■ Instruction
Below is a listing. Gather each line of it that contains "frac".

[Records from a data collection]
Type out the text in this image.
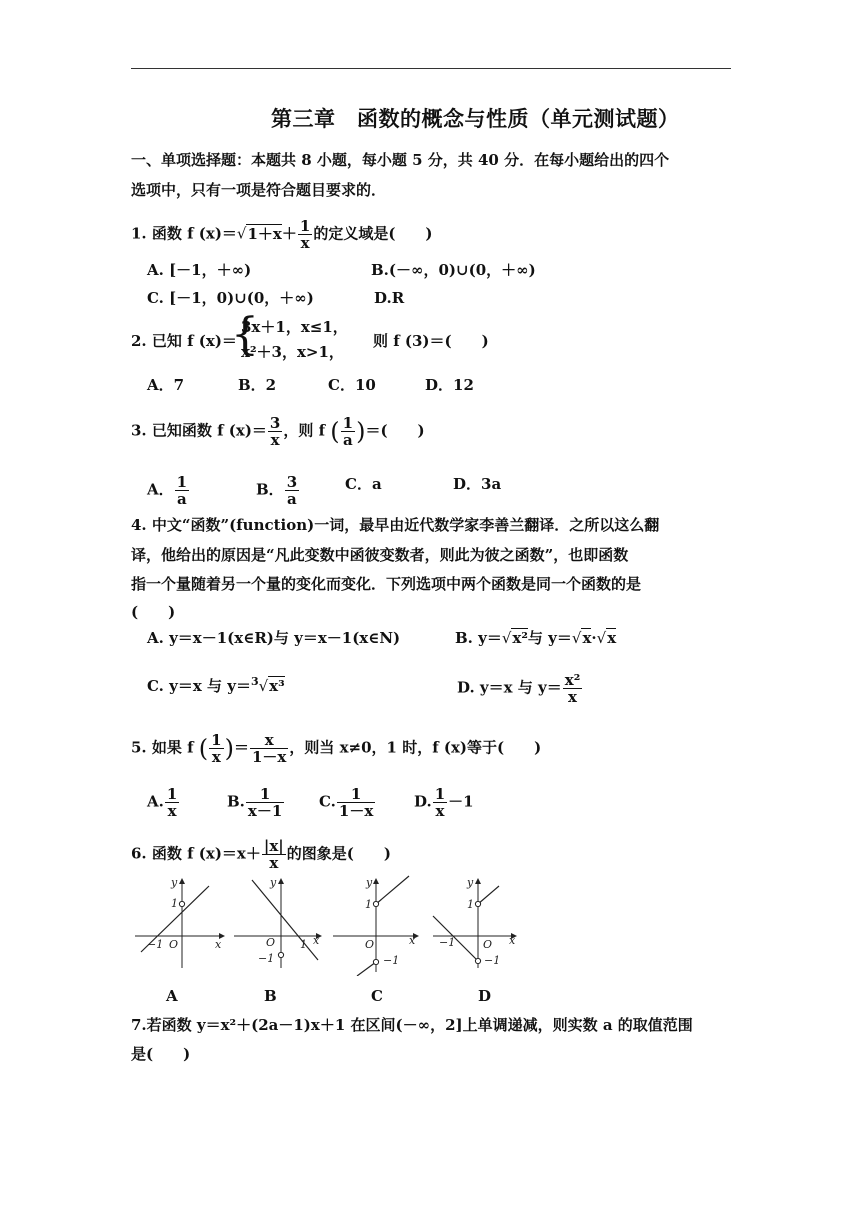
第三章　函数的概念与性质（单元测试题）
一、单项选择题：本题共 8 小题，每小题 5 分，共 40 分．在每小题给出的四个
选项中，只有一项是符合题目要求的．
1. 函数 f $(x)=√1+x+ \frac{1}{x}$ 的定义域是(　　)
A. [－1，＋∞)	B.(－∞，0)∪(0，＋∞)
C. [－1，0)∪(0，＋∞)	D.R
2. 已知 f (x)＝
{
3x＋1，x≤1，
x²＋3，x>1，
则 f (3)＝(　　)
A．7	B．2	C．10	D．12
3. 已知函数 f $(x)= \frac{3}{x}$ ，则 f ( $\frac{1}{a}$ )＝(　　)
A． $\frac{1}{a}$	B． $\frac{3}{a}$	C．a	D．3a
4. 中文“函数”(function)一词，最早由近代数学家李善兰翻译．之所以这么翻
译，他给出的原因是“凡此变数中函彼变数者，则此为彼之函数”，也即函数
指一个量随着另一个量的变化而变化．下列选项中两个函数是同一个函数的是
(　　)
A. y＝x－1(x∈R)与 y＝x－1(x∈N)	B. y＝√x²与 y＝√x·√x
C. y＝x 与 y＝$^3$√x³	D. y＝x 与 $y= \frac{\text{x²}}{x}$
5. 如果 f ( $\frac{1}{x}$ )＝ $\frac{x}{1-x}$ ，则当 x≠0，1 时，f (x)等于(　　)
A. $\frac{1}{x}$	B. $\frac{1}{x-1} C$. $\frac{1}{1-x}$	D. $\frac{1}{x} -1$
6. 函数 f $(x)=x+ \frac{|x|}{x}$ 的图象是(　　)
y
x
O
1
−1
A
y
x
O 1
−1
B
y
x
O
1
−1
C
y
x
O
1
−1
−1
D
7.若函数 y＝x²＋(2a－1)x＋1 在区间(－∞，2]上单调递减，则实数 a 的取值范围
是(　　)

■ Task result
1. 函数 f $(x)=√1+x+ \frac{1}{x}$ 的定义域是(　　)
3. 已知函数 f $(x)= \frac{3}{x}$ ，则 f ( $\frac{1}{a}$ )＝(　　)
A． $\frac{1}{a}$	B． $\frac{3}{a}$	C．a	D．3a
C. y＝x 与 y＝$^3$√x³	D. y＝x 与 $y= \frac{\text{x²}}{x}$
5. 如果 f ( $\frac{1}{x}$ )＝ $\frac{x}{1-x}$ ，则当 x≠0，1 时，f (x)等于(　　)
A. $\frac{1}{x}$	B. $\frac{1}{x-1} C$. $\frac{1}{1-x}$	D. $\frac{1}{x} -1$
6. 函数 f $(x)=x+ \frac{|x|}{x}$ 的图象是(　　)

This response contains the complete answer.